To be done: Below is a block of records; repeat all of them exactly.

[Structured figure records]
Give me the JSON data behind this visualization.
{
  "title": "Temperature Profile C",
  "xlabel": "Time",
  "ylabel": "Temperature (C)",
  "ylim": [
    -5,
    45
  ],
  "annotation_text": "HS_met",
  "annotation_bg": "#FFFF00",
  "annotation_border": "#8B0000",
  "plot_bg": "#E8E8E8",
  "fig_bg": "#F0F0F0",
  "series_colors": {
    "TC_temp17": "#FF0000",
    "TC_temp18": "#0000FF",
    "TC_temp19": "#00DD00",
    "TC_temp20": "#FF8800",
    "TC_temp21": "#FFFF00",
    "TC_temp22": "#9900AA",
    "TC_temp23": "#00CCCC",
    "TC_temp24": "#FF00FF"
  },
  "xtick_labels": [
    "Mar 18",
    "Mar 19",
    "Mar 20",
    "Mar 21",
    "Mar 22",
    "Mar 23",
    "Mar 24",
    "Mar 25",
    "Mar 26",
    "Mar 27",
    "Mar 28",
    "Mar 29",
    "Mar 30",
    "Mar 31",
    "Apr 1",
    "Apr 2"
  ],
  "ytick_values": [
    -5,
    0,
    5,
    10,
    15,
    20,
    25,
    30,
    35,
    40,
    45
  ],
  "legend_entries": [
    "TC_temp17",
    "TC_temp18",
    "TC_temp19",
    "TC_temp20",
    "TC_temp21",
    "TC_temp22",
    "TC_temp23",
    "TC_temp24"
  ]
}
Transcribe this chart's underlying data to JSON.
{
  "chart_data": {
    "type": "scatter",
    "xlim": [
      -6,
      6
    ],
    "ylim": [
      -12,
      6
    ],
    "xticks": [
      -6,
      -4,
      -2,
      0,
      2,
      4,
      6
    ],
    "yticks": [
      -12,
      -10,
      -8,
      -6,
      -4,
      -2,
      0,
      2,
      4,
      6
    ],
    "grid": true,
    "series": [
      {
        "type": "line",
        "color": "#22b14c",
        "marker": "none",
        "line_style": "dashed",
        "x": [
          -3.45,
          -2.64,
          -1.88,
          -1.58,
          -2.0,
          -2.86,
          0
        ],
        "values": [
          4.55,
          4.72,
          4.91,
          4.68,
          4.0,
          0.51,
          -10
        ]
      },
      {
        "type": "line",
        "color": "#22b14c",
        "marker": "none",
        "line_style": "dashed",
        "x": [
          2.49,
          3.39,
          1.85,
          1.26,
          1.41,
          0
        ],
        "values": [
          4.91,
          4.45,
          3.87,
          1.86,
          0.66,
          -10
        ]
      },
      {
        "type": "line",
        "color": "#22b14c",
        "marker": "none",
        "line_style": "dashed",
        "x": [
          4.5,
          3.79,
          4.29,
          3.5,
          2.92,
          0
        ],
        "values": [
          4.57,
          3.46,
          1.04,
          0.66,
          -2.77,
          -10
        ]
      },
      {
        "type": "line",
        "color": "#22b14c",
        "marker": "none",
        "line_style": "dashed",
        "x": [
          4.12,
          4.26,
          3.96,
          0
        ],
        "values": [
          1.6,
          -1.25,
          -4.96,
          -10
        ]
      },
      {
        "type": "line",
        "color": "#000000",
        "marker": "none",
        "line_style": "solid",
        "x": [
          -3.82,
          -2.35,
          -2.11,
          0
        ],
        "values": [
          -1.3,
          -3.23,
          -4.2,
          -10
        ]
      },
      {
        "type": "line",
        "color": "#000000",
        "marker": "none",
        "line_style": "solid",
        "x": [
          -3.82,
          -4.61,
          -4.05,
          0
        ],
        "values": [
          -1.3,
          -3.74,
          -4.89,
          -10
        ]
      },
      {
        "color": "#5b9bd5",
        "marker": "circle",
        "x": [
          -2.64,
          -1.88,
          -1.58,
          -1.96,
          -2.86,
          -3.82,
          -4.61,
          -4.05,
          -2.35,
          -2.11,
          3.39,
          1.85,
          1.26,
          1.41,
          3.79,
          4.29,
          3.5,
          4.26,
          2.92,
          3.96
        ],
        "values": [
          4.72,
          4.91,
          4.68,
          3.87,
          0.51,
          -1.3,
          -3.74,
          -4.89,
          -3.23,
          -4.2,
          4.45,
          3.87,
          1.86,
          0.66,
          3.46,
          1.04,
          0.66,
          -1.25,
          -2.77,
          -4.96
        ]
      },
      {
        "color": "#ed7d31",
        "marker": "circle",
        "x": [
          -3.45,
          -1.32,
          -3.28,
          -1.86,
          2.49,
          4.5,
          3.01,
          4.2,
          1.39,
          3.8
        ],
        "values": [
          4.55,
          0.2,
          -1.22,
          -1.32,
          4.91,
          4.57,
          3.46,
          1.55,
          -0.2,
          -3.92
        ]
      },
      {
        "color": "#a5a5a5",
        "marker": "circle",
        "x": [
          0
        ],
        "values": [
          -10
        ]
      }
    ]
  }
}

Exercise response:
Give me the JSON data behind this visualization.
{
  "title": "Temperature Profile C",
  "xlabel": "Time",
  "ylabel": "Temperature (C)",
  "ylim": [
    -5,
    45
  ],
  "annotation_text": "HS_met",
  "annotation_bg": "#FFFF00",
  "annotation_border": "#8B0000",
  "plot_bg": "#E8E8E8",
  "fig_bg": "#F0F0F0",
  "series_colors": {
    "TC_temp17": "#FF0000",
    "TC_temp18": "#0000FF",
    "TC_temp19": "#00DD00",
    "TC_temp20": "#FF8800",
    "TC_temp21": "#FFFF00",
    "TC_temp22": "#9900AA",
    "TC_temp23": "#00CCCC",
    "TC_temp24": "#FF00FF"
  },
  "xtick_labels": [
    "Mar 18",
    "Mar 19",
    "Mar 20",
    "Mar 21",
    "Mar 22",
    "Mar 23",
    "Mar 24",
    "Mar 25",
    "Mar 26",
    "Mar 27",
    "Mar 28",
    "Mar 29",
    "Mar 30",
    "Mar 31",
    "Apr 1",
    "Apr 2"
  ],
  "ytick_values": [
    -5,
    0,
    5,
    10,
    15,
    20,
    25,
    30,
    35,
    40,
    45
  ],
  "legend_entries": [
    "TC_temp17",
    "TC_temp18",
    "TC_temp19",
    "TC_temp20",
    "TC_temp21",
    "TC_temp22",
    "TC_temp23",
    "TC_temp24"
  ]
}
Transcribe this chart's underlying data to JSON.
{
  "chart_data": {
    "type": "scatter",
    "xlim": [
      -6,
      6
    ],
    "ylim": [
      -12,
      6
    ],
    "xticks": [
      -6,
      -4,
      -2,
      0,
      2,
      4,
      6
    ],
    "yticks": [
      -12,
      -10,
      -8,
      -6,
      -4,
      -2,
      0,
      2,
      4,
      6
    ],
    "grid": true,
    "series": [
      {
        "type": "line",
        "color": "#22b14c",
        "marker": "none",
        "line_style": "dashed",
        "x": [
          -3.45,
          -2.64,
          -1.88,
          -1.58,
          -2.0,
          -2.86,
          0
        ],
        "values": [
          4.55,
          4.72,
          4.91,
          4.68,
          4.0,
          0.51,
          -10
        ]
      },
      {
        "type": "line",
        "color": "#22b14c",
        "marker": "none",
        "line_style": "dashed",
        "x": [
          2.49,
          3.39,
          1.85,
          1.26,
          1.41,
          0
        ],
        "values": [
          4.91,
          4.45,
          3.87,
          1.86,
          0.66,
          -10
        ]
      },
      {
        "type": "line",
        "color": "#22b14c",
        "marker": "none",
        "line_style": "dashed",
        "x": [
          4.5,
          3.79,
          4.29,
          3.5,
          2.92,
          0
        ],
        "values": [
          4.57,
          3.46,
          1.04,
          0.66,
          -2.77,
          -10
        ]
      },
      {
        "type": "line",
        "color": "#22b14c",
        "marker": "none",
        "line_style": "dashed",
        "x": [
          4.12,
          4.26,
          3.96,
          0
        ],
        "values": [
          1.6,
          -1.25,
          -4.96,
          -10
        ]
      },
      {
        "type": "line",
        "color": "#000000",
        "marker": "none",
        "line_style": "solid",
        "x": [
          -3.82,
          -2.35,
          -2.11,
          0
        ],
        "values": [
          -1.3,
          -3.23,
          -4.2,
          -10
        ]
      },
      {
        "type": "line",
        "color": "#000000",
        "marker": "none",
        "line_style": "solid",
        "x": [
          -3.82,
          -4.61,
          -4.05,
          0
        ],
        "values": [
          -1.3,
          -3.74,
          -4.89,
          -10
        ]
      },
      {
        "color": "#5b9bd5",
        "marker": "circle",
        "x": [
          -2.64,
          -1.88,
          -1.58,
          -1.96,
          -2.86,
          -3.82,
          -4.61,
          -4.05,
          -2.35,
          -2.11,
          3.39,
          1.85,
          1.26,
          1.41,
          3.79,
          4.29,
          3.5,
          4.26,
          2.92,
          3.96
        ],
        "values": [
          4.72,
          4.91,
          4.68,
          3.87,
          0.51,
          -1.3,
          -3.74,
          -4.89,
          -3.23,
          -4.2,
          4.45,
          3.87,
          1.86,
          0.66,
          3.46,
          1.04,
          0.66,
          -1.25,
          -2.77,
          -4.96
        ]
      },
      {
        "color": "#ed7d31",
        "marker": "circle",
        "x": [
          -3.45,
          -1.32,
          -3.28,
          -1.86,
          2.49,
          4.5,
          3.01,
          4.2,
          1.39,
          3.8
        ],
        "values": [
          4.55,
          0.2,
          -1.22,
          -1.32,
          4.91,
          4.57,
          3.46,
          1.55,
          -0.2,
          -3.92
        ]
      },
      {
        "color": "#a5a5a5",
        "marker": "circle",
        "x": [
          0
        ],
        "values": [
          -10
        ]
      }
    ]
  }
}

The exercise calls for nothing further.